── Excerpt to read
4. The facts leading to the present set of appeals are that on 10.12.1999 at about 06:30 PM, the PW02 Mrs Krishna Chaube (Intelligence Officer/Inspector) (hereinafter referred to as “Mrs Chaube”) had received a secret information that the Accused No. 04 would be carrying narcotic substances in an auto rickshaw bearing registration number GJ9T2355 at about 07:00 AM on 11.12.1999 and shall be passing through one Shahpur Darwaja. The said secret information was recorded by her and reported to her superior officer (PW03), namely Mr Pawan Singh Tomar – who was the Zonal Officer (hereinafter referred to as “Mr Tomar”).

5. Thereby, on 11.12.1999, it is submitted by the prosecution that on directions of Mr Tomar, they assembled at about 06:30 AM near the raiding point and arranged for the panchas and waited for the Accused No. 04 at different points of the raiding route. When the Accused No. 04 showed up in the said vehicle as per the information, they attempted to stop the auto rickshaw, instead it sped away at a high speed.

Therefore, the members of the raiding party arranged for and chased the said auto rickshaw which was eventually, after covering a certain distance, found abandoned near a road and the Accused No. 04 was said to have escaped. On conducting the search of the said auto rickshaw, the raiding party found a driving license of one Shri Abdulgafar Gulamali Shaikh alias Rajubhai in addition to charas to the tune of 1.450 Kilograms.

6. As Accused No. 04 had run away, the raiding party eventually was led to the house of Accused No. 04 wherein the Accused No. 01 was already present. Thereinafter, the son of Accused No. 01 and Accused No. 04 – namely Abdul Rajak (hereinafter referred to as “Accused No. 02”) – came inquiring.
────
■ Work to complete
Write the next part of the court account of the charas raid, starting after its last sentence. The records have no connection to the court account above.
── Records supplied
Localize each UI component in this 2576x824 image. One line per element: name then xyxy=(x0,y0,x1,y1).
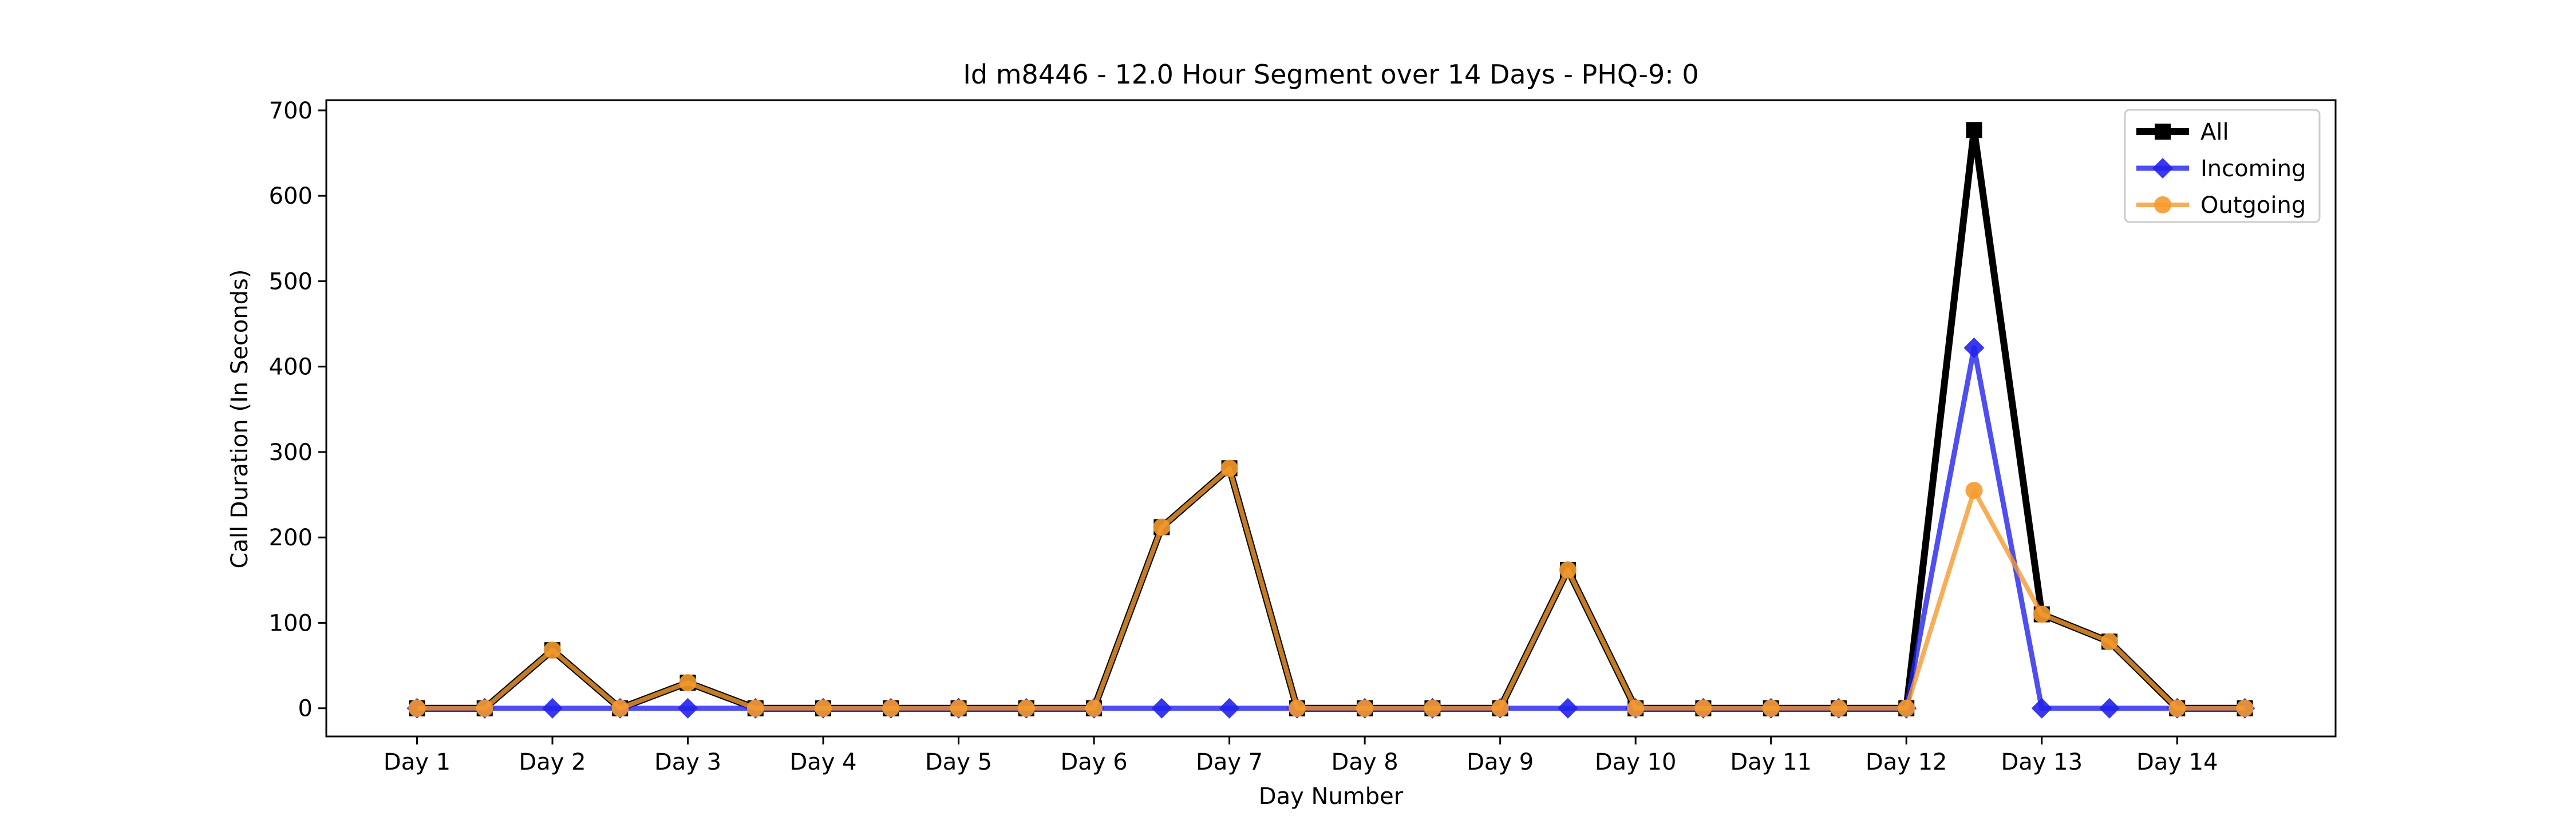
data-point-outgoing xyxy=(679,674,697,691)
legend-marker xyxy=(2152,158,2173,179)
x-tick-label: Day 12 xyxy=(1866,749,1947,775)
data-point-incoming xyxy=(1151,698,1172,719)
legend-marker xyxy=(2155,124,2171,140)
data-point-outgoing xyxy=(2033,605,2050,623)
data-point-outgoing xyxy=(1559,561,1577,579)
y-axis: 0 100 200 300 400 500 600 700 xyxy=(269,98,326,722)
y-tick-label: 0 xyxy=(298,696,313,722)
data-point-outgoing xyxy=(1762,699,1780,717)
legend-frame xyxy=(2124,109,2321,223)
y-tick-label: 500 xyxy=(269,268,313,295)
x-tick-label: Day 9 xyxy=(1467,749,1534,775)
data-point-all xyxy=(1966,122,1982,138)
data-point-outgoing xyxy=(1965,482,1983,500)
data-point-incoming xyxy=(542,698,563,719)
data-point-incoming xyxy=(1219,698,1240,719)
data-point-outgoing xyxy=(2236,699,2254,717)
legend-entry-outgoing: Outgoing xyxy=(2136,192,2306,219)
data-point-incoming xyxy=(2099,698,2120,719)
y-tick-label: 100 xyxy=(269,610,313,636)
y-tick-label: 400 xyxy=(269,354,313,381)
y-tick-label: 600 xyxy=(269,183,313,209)
legend-label: Outgoing xyxy=(2200,192,2306,219)
legend-marker xyxy=(2154,196,2171,213)
x-axis-label: Day Number xyxy=(1259,783,1404,810)
data-point-outgoing xyxy=(408,699,426,717)
x-tick-label: Day 7 xyxy=(1196,749,1263,775)
data-point-outgoing xyxy=(1898,699,1915,717)
series-line-incoming xyxy=(417,345,2245,711)
series-incoming xyxy=(406,337,2255,719)
data-point-outgoing xyxy=(2168,699,2186,717)
data-point-outgoing xyxy=(2101,633,2119,651)
legend-label: Incoming xyxy=(2200,156,2306,182)
data-point-outgoing xyxy=(1491,699,1509,717)
y-axis-label: Call Duration (In Seconds) xyxy=(227,270,253,569)
x-tick-label: Day 13 xyxy=(2001,749,2083,775)
y-tick-label: 300 xyxy=(269,439,313,466)
x-tick-label: Day 10 xyxy=(1595,749,1677,775)
x-tick-label: Day 11 xyxy=(1730,749,1812,775)
data-point-outgoing xyxy=(1017,699,1035,717)
x-tick-label: Day 3 xyxy=(654,749,721,775)
data-point-outgoing xyxy=(1830,699,1847,717)
x-tick-label: Day 2 xyxy=(519,749,586,775)
x-tick-label: Day 8 xyxy=(1332,749,1398,775)
data-point-outgoing xyxy=(476,699,493,717)
data-point-outgoing xyxy=(1153,518,1171,536)
x-axis: Day 1 Day 2 Day 3 Day 4 Day 5 Day 6 Day 7 Day 8… xyxy=(384,736,2218,775)
legend-entry-all: All xyxy=(2136,119,2229,145)
data-point-outgoing xyxy=(882,699,900,717)
x-tick-label: Day 6 xyxy=(1061,749,1128,775)
x-tick-label: Day 14 xyxy=(2136,749,2218,775)
x-tick-label: Day 5 xyxy=(925,749,992,775)
series-all xyxy=(409,122,2253,716)
series-outgoing xyxy=(408,459,2254,717)
data-point-outgoing xyxy=(1356,699,1374,717)
series-line-outgoing xyxy=(417,466,2245,711)
data-point-incoming xyxy=(1963,337,1985,358)
legend-entry-incoming: Incoming xyxy=(2136,156,2306,182)
data-point-incoming xyxy=(677,698,698,719)
chart-title: Id m8446 - 12.0 Hour Segment over 14 Day… xyxy=(963,59,1698,90)
data-point-outgoing xyxy=(543,641,561,659)
data-point-outgoing xyxy=(746,699,764,717)
data-point-outgoing xyxy=(611,699,629,717)
series-line-all xyxy=(417,126,2245,712)
legend-label: All xyxy=(2200,119,2229,145)
data-point-outgoing xyxy=(1288,699,1306,717)
data-point-incoming xyxy=(1557,698,1578,719)
data-point-outgoing xyxy=(1627,699,1645,717)
data-point-outgoing xyxy=(815,699,832,717)
data-point-outgoing xyxy=(1220,459,1238,477)
series-layer xyxy=(406,122,2255,719)
y-tick-label: 200 xyxy=(269,525,313,551)
legend: All Incoming Outgoing xyxy=(2124,109,2321,223)
plot-frame xyxy=(325,99,2337,738)
data-point-incoming xyxy=(2031,698,2052,719)
y-tick-label: 700 xyxy=(269,98,313,124)
data-point-outgoing xyxy=(1694,699,1712,717)
x-tick-label: Day 1 xyxy=(384,749,451,775)
data-point-outgoing xyxy=(1424,699,1441,717)
data-point-outgoing xyxy=(1085,699,1103,717)
x-tick-label: Day 4 xyxy=(789,749,856,775)
data-point-outgoing xyxy=(950,699,967,717)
────
■ Exercise output
Eventually the raiding party conducted a search of the said house wherein in the open kitchen there was a cement bag which had yellow coloured wires beneath which they are said to have found one bundle wrapped in newspaper which was fastened with a linen thread inside which a transparent plastic bag contained 2.098 Kilograms of substance of which turned out to be charas. Thereafter, the necessary formalities were completed and Accused No. 01 and Accused No. 02 were arrested. Eventually, the panchnama was also recorded with two independent witnesses.

7. The statements of Accused No. 01 and Accused No. 02 were recorded under Section 67 of the NDPS Act 1985 wherein it was stated that Accused No. 01 aids the business of drug trafficking as conducted by Accused No. 04 – who was absconding. Eventually, Accused No. 04 is also said to have been arrested on 26.06.2000 and per his statement under Section 67 of the NDPS Act 1985 he had confessed to be transporting and selling the contraband which he sold regularly to Accused No. 05.

8. Eventually, the charges were framed and a total of five prosecution witnesses were examined with PW01 being one of the panch witnesses, PW02 to PW04 being members of the raiding party, and PW05 being the FSL expert. Per contra, the defence had examined a total of seven witnesses in their favour.

9. The trial of Accused No. 01 to Accused No. 05 was concluded by the Additional Sessions Judge in Sessions Case No. 143 of 2000 and Sessions Case No. 295 of 2000 vide judgment dated 28.01.2004, whereby while the Accused No. 02 and Accused No. 03 were acquitted, Accused No. 01, Accused No. 04 and Accused No. 05 were convicted as aforementioned.

9A. Since both the Accused No. 01 and Accused No. 04 had moved in respective appeals before the High Court of Gujarat their conviction stood affirmed, while the fine imposed on Accused No. 01 was enhanced as aforementioned and the default sentence was reduced. As stated above, Accused No. 05 did not prefer any appeal.

10. The High Court of Gujarat had observed that the statements of the appellants herein under Section 67 of the NDPS Act 1985 were prima facie voluntary and without inducement, threat or coercion and the statement of Accused No. 01 refers to dealing of narcotic substances by Accused No. 04 for a long period of time in which she aided as well. Therefore, there exists a presumption in favour of the prosecution under Section 114 of the Indian Evidence Act, 1872 (hereinafter referred to as “IEA 1872”). None of the accused had either retracted the said statements or they had moved any complaints alleging perversity.

The defence, despite leading evidence, could not establish their version that the officers had come inquiring about house of Accused No. 04 and eventually arrested Accused No. 01 and Accused No. 02 as against all legalities. Furthermore, there was consistency in the statements of prosecution witnesses and that no specific unreliability was established in the panchnama by the defence.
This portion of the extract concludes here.